Dataset entries
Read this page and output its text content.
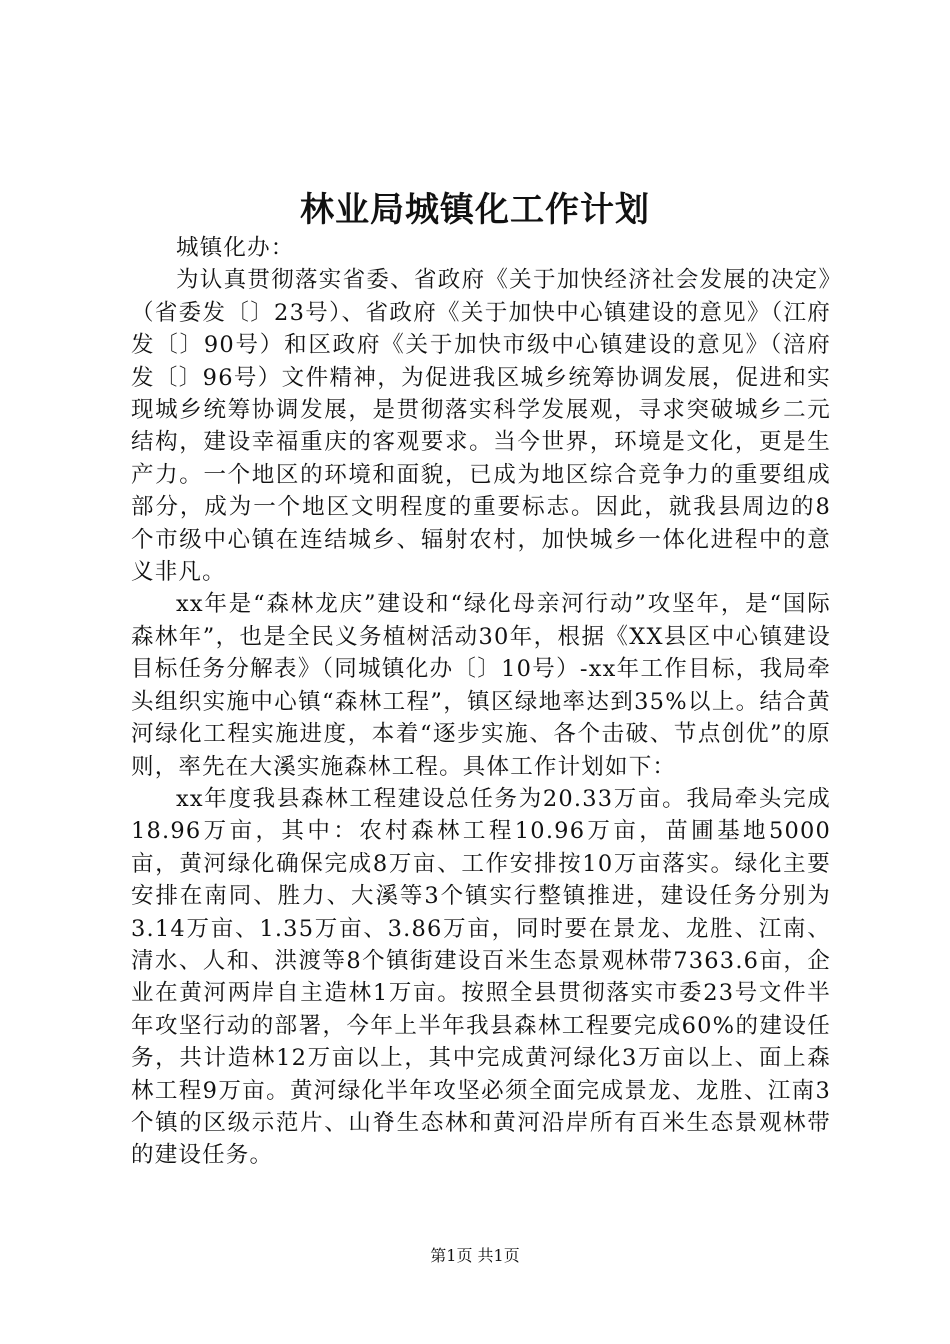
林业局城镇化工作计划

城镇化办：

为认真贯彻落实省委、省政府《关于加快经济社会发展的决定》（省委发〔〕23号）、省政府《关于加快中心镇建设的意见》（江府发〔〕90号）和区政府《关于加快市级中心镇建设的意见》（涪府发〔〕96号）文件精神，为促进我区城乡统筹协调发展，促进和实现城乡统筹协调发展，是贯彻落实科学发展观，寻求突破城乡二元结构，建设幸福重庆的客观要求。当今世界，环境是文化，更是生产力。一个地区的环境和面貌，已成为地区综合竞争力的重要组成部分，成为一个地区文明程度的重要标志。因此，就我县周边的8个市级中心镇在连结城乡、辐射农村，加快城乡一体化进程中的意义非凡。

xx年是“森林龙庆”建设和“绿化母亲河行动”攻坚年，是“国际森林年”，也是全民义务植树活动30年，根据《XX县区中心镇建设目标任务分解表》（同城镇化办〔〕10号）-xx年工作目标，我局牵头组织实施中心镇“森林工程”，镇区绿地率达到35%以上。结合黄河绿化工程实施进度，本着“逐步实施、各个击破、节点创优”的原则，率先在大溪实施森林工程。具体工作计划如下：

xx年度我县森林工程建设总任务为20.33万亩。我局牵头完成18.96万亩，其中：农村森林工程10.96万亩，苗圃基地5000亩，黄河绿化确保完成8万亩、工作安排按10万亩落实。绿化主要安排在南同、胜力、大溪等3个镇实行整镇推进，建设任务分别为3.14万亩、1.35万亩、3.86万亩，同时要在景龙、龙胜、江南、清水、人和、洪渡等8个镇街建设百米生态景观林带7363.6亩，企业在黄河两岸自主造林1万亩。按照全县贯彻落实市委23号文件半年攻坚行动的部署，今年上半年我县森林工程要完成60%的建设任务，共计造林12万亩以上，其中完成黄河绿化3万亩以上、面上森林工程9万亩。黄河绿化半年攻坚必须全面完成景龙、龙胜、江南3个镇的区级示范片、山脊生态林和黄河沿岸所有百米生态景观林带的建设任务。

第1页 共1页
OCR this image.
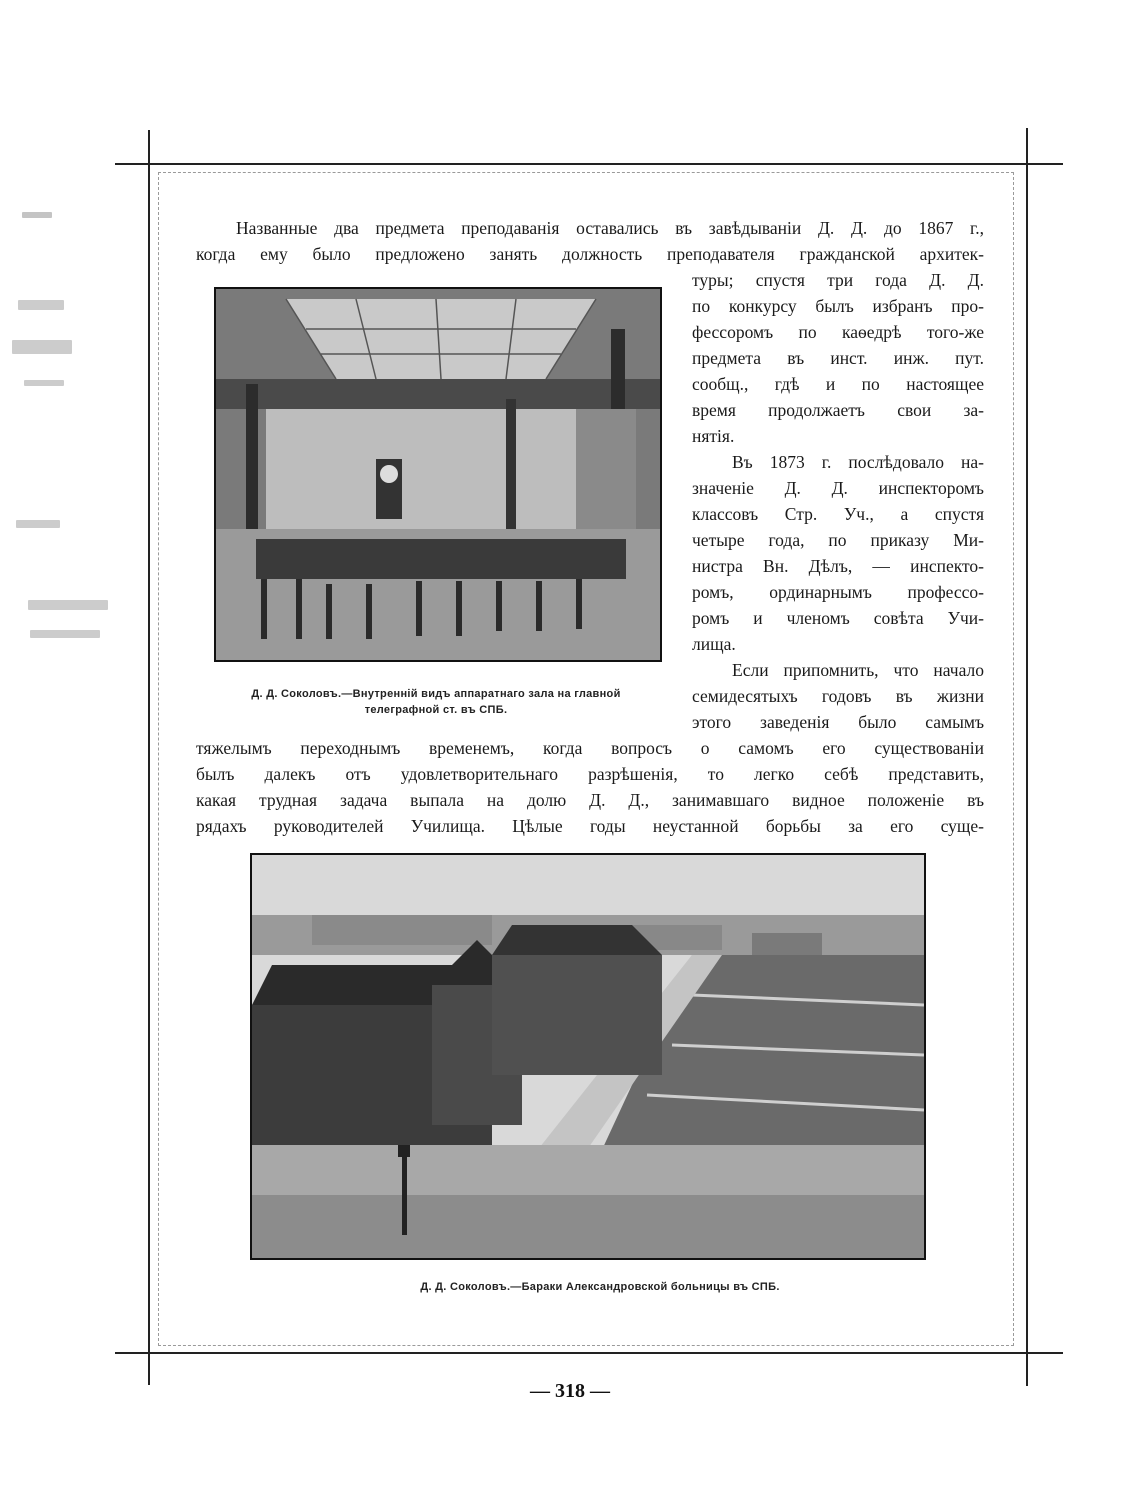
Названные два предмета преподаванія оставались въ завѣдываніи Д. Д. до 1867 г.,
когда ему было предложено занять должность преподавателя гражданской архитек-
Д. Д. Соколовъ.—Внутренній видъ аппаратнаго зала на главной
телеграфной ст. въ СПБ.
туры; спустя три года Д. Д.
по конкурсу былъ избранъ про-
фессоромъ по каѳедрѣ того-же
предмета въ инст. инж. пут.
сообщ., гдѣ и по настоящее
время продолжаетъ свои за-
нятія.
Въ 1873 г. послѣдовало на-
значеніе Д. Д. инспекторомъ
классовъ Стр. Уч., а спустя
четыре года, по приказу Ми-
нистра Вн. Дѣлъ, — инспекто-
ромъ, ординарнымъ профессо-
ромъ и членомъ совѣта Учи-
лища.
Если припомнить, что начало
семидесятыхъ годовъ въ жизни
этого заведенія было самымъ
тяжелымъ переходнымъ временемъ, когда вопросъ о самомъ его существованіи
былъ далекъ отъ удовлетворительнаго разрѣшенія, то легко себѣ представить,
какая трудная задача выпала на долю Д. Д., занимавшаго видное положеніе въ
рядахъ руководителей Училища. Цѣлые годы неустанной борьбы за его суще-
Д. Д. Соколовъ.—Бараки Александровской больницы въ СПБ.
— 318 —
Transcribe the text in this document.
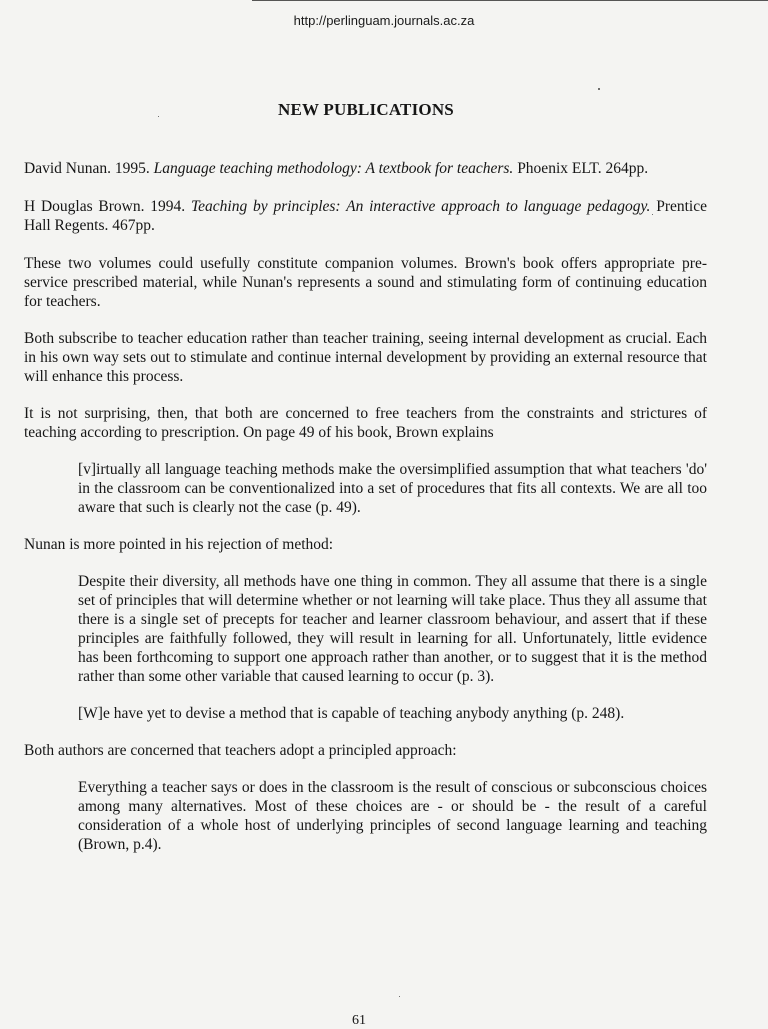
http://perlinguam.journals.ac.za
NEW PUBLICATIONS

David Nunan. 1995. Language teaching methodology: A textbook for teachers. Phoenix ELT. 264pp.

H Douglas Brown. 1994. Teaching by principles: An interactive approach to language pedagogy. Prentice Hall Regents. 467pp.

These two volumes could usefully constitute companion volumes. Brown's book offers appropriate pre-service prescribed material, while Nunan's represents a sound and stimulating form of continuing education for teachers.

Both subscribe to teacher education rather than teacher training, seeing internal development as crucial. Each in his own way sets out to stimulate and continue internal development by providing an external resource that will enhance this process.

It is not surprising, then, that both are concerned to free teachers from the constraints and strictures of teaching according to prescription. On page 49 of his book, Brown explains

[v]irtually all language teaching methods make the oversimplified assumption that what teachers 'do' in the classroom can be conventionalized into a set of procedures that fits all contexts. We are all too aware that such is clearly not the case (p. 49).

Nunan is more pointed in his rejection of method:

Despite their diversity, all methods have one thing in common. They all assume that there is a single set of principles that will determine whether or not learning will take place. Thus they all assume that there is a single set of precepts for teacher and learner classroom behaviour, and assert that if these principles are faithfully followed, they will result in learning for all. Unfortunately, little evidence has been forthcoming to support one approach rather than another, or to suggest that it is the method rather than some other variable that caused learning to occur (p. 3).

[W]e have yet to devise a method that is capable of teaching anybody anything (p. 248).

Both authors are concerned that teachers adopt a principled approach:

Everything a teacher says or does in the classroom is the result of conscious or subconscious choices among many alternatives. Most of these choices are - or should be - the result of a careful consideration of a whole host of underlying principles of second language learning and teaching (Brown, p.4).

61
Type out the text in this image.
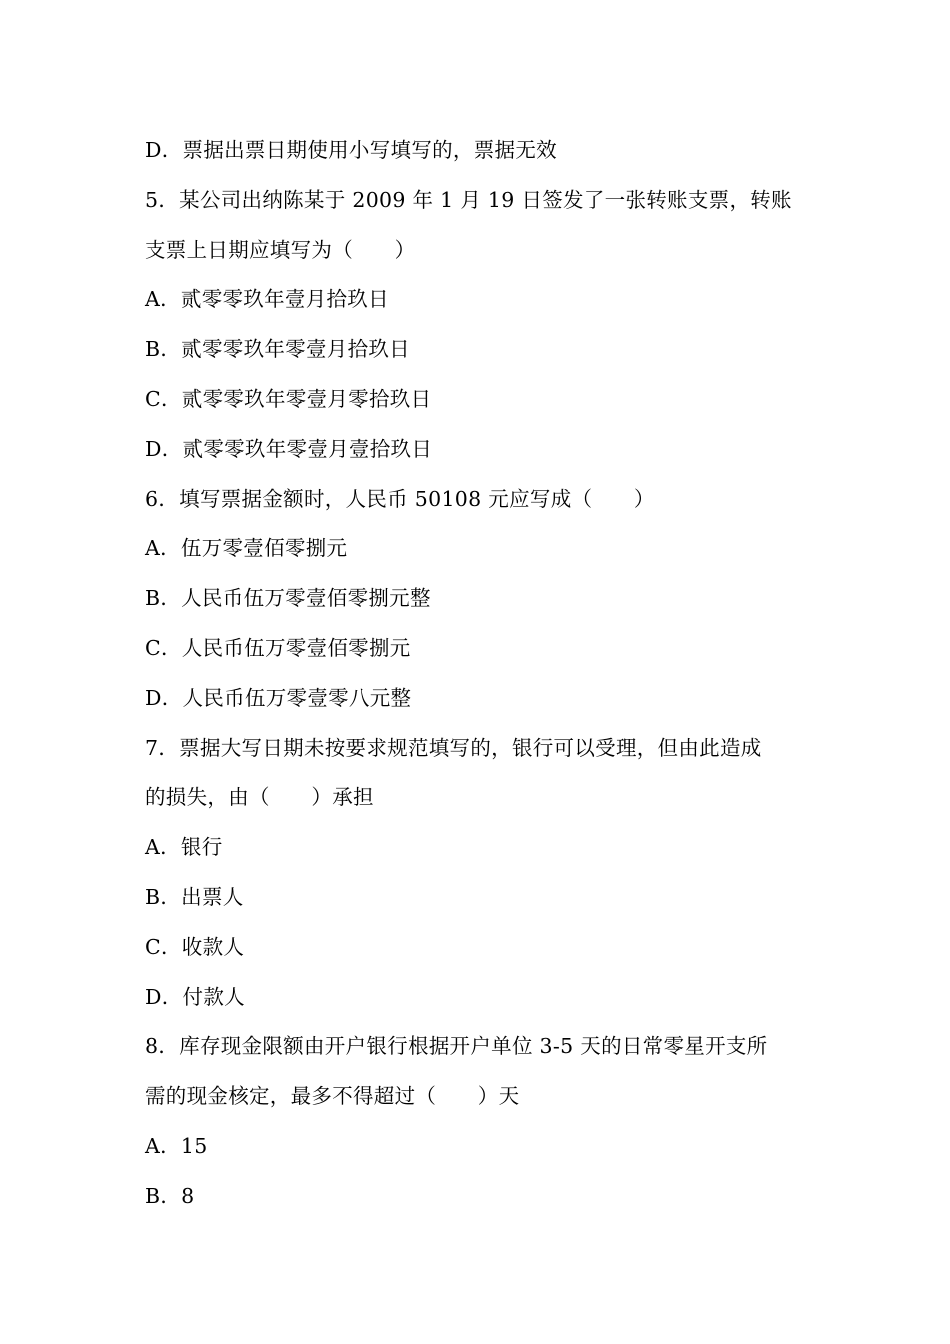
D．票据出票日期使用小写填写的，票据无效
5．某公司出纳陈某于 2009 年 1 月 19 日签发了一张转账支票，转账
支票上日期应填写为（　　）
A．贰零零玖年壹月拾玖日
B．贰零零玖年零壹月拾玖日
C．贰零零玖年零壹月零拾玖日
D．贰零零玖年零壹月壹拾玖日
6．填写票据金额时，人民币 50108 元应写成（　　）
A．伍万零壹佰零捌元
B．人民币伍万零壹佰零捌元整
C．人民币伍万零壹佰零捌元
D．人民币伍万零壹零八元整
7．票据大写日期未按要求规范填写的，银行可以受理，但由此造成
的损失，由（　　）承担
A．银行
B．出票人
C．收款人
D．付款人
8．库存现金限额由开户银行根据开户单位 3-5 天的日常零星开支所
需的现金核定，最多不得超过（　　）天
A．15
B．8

#### Stated problem
List each line of the entries that holds the string "было".

#### Worked solution
когда ему было предложено занять должность преподавателя гражданской архитек-
этого заведенія было самымъ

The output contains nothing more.